## Task details:
Could you copy, character for character, the stretch of lines in the records below from the line containing "panel-a: (a) Lap" through the line containing "panel-b: (b) Cohesive", including both of those lines?

## Task inputs:
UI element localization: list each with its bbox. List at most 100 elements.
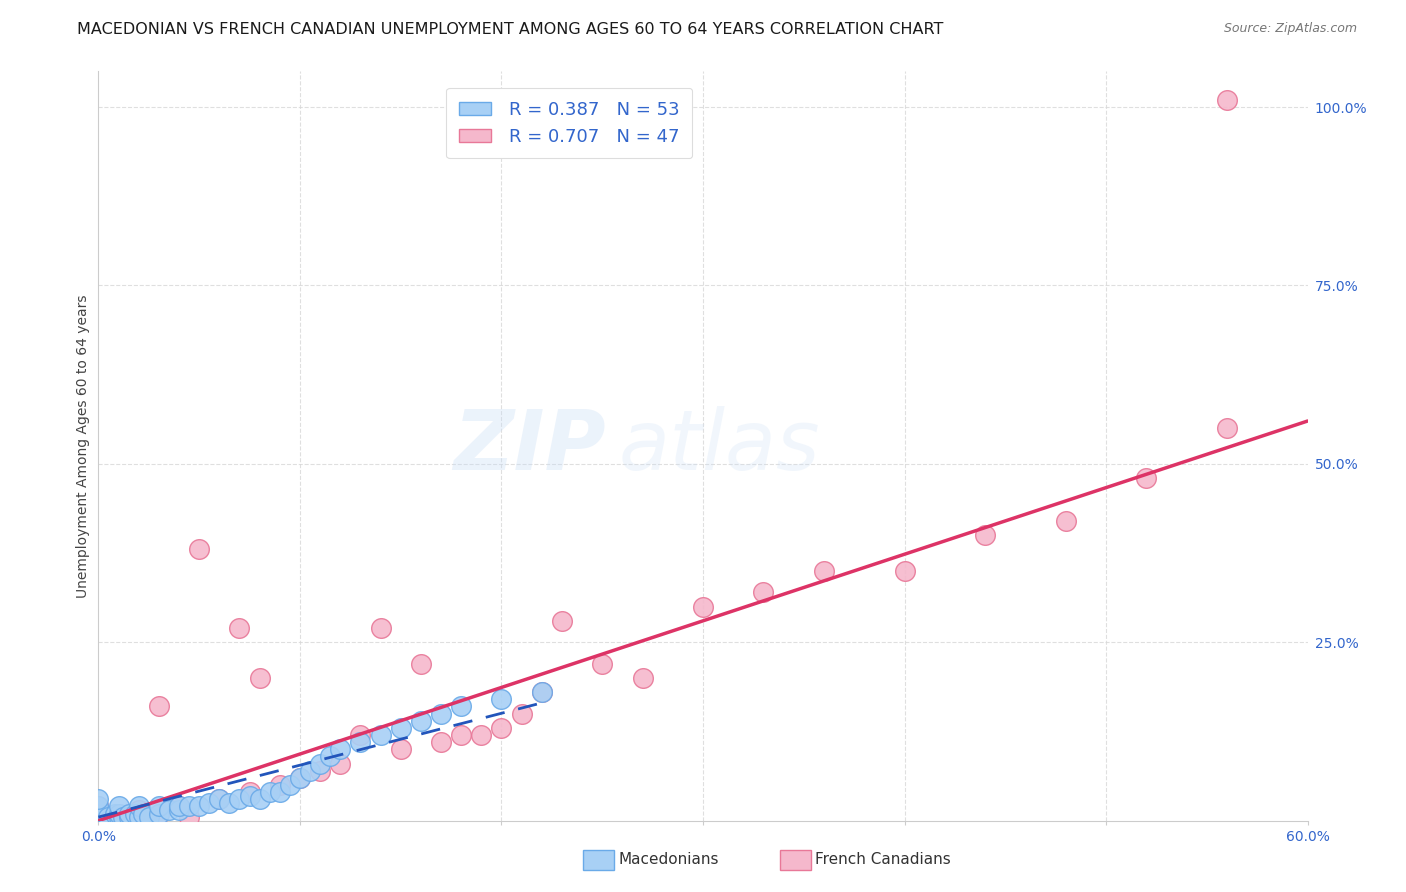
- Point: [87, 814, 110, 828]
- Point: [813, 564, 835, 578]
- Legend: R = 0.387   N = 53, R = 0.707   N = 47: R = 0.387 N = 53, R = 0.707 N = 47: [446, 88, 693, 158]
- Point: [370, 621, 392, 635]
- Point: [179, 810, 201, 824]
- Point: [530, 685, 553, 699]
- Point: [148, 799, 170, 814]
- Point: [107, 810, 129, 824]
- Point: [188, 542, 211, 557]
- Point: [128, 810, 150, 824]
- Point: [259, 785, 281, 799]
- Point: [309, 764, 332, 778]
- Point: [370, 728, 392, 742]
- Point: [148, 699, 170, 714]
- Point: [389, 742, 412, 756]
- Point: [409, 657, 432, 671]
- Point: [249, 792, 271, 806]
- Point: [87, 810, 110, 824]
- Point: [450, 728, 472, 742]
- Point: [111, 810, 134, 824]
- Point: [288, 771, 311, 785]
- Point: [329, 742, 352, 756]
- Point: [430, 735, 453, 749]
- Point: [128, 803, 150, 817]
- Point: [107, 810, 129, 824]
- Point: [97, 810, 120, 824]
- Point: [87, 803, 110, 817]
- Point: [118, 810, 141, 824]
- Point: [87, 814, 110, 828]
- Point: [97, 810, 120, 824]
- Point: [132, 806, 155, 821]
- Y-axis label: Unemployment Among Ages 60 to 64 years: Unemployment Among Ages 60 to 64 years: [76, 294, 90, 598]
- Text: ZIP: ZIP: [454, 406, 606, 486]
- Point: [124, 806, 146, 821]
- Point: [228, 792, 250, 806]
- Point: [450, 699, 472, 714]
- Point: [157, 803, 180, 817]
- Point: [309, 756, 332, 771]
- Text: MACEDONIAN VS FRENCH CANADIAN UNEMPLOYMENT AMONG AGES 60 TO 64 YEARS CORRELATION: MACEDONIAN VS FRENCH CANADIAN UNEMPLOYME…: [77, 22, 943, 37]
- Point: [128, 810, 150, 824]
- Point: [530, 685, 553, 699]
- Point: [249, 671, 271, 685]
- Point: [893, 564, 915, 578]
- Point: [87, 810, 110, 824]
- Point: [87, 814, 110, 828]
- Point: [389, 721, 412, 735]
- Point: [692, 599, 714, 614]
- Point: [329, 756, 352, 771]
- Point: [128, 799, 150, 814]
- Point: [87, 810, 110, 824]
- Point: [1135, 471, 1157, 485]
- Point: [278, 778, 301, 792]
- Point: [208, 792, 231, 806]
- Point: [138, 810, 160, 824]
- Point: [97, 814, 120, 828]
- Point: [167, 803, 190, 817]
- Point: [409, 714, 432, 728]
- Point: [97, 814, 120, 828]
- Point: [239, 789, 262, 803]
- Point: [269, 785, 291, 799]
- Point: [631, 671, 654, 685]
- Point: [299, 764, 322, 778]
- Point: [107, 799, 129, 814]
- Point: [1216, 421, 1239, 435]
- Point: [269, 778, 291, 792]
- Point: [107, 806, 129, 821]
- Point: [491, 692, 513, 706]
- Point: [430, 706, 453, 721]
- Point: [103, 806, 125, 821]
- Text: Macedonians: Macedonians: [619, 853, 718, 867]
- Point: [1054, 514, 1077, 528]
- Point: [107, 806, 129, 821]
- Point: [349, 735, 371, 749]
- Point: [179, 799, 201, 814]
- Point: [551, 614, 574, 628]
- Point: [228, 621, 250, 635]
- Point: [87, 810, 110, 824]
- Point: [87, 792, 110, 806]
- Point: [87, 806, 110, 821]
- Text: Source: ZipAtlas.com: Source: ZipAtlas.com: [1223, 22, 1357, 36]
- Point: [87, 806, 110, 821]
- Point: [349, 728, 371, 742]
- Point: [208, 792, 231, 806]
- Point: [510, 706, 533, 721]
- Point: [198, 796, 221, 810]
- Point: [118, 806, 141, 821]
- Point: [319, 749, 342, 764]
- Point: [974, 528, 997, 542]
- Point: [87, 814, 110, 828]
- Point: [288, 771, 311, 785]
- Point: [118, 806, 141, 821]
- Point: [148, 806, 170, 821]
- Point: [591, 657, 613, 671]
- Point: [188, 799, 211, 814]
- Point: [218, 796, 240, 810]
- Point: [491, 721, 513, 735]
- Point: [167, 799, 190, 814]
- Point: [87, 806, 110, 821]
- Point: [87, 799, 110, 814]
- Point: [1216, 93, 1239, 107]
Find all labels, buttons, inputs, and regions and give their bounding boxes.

==

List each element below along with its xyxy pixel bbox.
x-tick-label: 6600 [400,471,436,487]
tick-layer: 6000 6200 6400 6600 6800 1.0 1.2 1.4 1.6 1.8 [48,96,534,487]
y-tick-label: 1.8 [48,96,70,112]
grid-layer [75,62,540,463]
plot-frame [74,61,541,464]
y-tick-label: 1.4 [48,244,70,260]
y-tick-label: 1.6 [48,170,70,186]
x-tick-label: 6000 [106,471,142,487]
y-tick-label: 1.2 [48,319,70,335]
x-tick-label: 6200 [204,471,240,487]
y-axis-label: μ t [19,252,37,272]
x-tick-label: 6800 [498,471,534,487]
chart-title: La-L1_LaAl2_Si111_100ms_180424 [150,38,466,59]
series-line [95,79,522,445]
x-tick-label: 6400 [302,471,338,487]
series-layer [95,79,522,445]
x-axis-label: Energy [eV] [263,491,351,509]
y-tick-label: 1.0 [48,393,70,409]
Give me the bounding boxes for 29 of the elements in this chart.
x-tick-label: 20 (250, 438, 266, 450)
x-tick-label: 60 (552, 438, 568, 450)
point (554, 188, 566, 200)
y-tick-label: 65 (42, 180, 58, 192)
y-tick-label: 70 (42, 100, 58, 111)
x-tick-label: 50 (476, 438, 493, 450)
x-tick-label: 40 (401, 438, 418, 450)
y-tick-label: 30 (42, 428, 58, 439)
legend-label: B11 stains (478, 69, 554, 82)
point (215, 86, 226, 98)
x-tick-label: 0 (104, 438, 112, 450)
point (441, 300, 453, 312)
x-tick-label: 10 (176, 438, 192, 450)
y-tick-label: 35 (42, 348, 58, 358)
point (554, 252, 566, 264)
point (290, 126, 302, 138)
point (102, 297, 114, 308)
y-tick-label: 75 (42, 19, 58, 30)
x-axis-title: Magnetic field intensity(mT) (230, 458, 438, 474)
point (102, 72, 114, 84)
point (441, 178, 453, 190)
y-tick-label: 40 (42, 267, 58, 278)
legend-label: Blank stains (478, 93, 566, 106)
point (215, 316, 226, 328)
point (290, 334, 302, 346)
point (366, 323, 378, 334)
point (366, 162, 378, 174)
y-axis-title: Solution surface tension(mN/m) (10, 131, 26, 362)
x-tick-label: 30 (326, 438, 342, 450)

==

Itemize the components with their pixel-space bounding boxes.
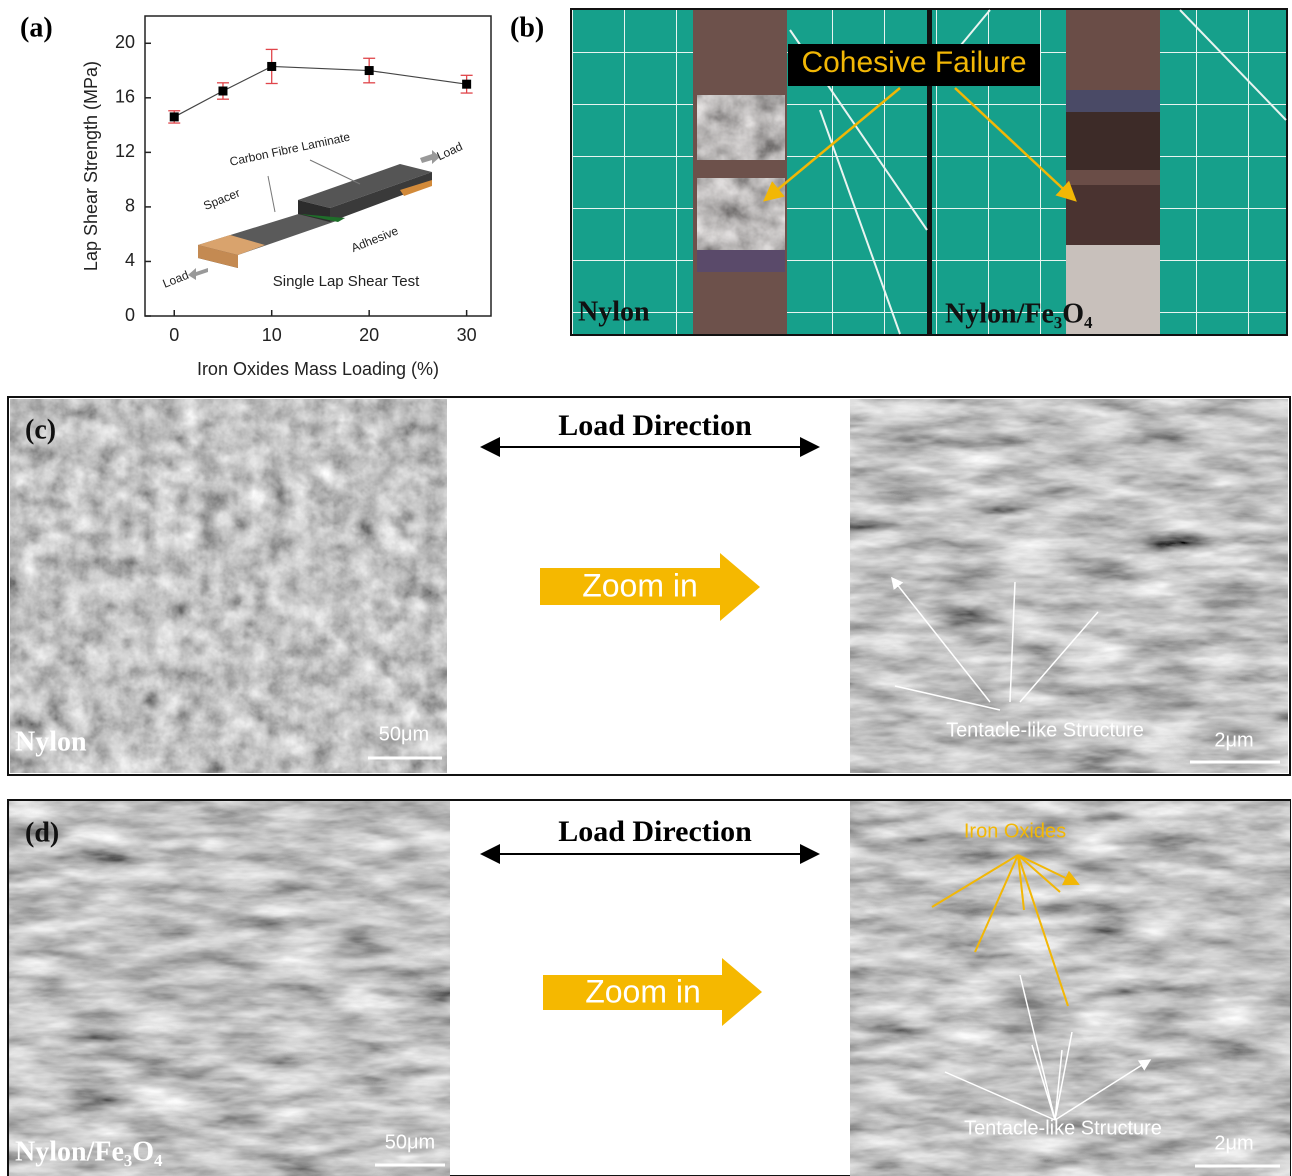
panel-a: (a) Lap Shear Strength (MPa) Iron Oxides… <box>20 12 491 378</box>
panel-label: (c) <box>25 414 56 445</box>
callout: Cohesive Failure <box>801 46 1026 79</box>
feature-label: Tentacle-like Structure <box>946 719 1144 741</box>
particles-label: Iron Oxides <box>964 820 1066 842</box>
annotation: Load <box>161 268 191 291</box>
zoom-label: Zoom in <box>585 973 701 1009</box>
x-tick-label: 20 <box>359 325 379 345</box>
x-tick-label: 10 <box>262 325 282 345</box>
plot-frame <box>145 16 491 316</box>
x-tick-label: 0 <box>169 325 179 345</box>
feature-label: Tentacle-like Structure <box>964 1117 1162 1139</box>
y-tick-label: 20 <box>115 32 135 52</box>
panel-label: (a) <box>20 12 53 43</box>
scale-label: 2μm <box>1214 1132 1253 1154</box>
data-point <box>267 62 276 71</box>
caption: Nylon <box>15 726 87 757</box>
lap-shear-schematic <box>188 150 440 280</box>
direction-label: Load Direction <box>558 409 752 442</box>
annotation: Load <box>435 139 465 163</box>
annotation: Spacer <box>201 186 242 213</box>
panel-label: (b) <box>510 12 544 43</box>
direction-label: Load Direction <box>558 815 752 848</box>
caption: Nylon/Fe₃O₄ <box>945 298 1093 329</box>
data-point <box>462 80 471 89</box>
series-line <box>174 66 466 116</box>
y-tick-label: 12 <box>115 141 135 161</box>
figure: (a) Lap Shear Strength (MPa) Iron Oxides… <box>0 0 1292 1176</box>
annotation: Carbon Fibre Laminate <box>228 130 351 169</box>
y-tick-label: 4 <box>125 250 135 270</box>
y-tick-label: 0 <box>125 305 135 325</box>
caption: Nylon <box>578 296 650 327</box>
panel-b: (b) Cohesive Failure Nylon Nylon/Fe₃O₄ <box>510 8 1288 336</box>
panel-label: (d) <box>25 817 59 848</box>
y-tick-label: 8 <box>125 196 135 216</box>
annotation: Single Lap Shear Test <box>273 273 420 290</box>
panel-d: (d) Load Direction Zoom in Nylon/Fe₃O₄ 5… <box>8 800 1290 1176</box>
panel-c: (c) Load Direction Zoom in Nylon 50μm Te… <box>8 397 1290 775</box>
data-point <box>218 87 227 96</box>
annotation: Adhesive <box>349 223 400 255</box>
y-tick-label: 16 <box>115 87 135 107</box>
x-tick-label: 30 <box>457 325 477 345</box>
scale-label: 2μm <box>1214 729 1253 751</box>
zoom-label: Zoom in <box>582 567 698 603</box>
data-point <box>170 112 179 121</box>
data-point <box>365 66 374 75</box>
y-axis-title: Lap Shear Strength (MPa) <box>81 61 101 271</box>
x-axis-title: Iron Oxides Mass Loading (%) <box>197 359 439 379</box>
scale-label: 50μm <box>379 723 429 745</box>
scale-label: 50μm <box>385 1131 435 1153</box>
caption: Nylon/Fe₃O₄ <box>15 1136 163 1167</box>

## Solution to the exercise:
panel-a: (a) Lap Shear Strength (MPa) Iron Oxides… <box>20 12 491 378</box>
panel-label: (c) <box>25 414 56 445</box>
callout: Cohesive Failure <box>801 46 1026 79</box>
feature-label: Tentacle-like Structure <box>946 719 1144 741</box>
particles-label: Iron Oxides <box>964 820 1066 842</box>
annotation: Load <box>161 268 191 291</box>
zoom-label: Zoom in <box>585 973 701 1009</box>
x-tick-label: 20 <box>359 325 379 345</box>
x-tick-label: 10 <box>262 325 282 345</box>
plot-frame <box>145 16 491 316</box>
x-tick-label: 0 <box>169 325 179 345</box>
feature-label: Tentacle-like Structure <box>964 1117 1162 1139</box>
y-tick-label: 20 <box>115 32 135 52</box>
panel-label: (a) <box>20 12 53 43</box>
scale-label: 2μm <box>1214 1132 1253 1154</box>
data-point <box>267 62 276 71</box>
caption: Nylon <box>15 726 87 757</box>
lap-shear-schematic <box>188 150 440 280</box>
direction-label: Load Direction <box>558 409 752 442</box>
annotation: Load <box>435 139 465 163</box>
annotation: Spacer <box>201 186 242 213</box>
panel-label: (b) <box>510 12 544 43</box>
direction-label: Load Direction <box>558 815 752 848</box>
caption: Nylon/Fe₃O₄ <box>945 298 1093 329</box>
data-point <box>462 80 471 89</box>
series-line <box>174 66 466 116</box>
y-tick-label: 12 <box>115 141 135 161</box>
figure: (a) Lap Shear Strength (MPa) Iron Oxides… <box>0 0 1292 1176</box>
annotation: Carbon Fibre Laminate <box>228 130 351 169</box>
y-tick-label: 4 <box>125 250 135 270</box>
y-tick-label: 0 <box>125 305 135 325</box>
caption: Nylon <box>578 296 650 327</box>
panel-b: (b) Cohesive Failure Nylon Nylon/Fe₃O₄ <box>510 8 1288 336</box>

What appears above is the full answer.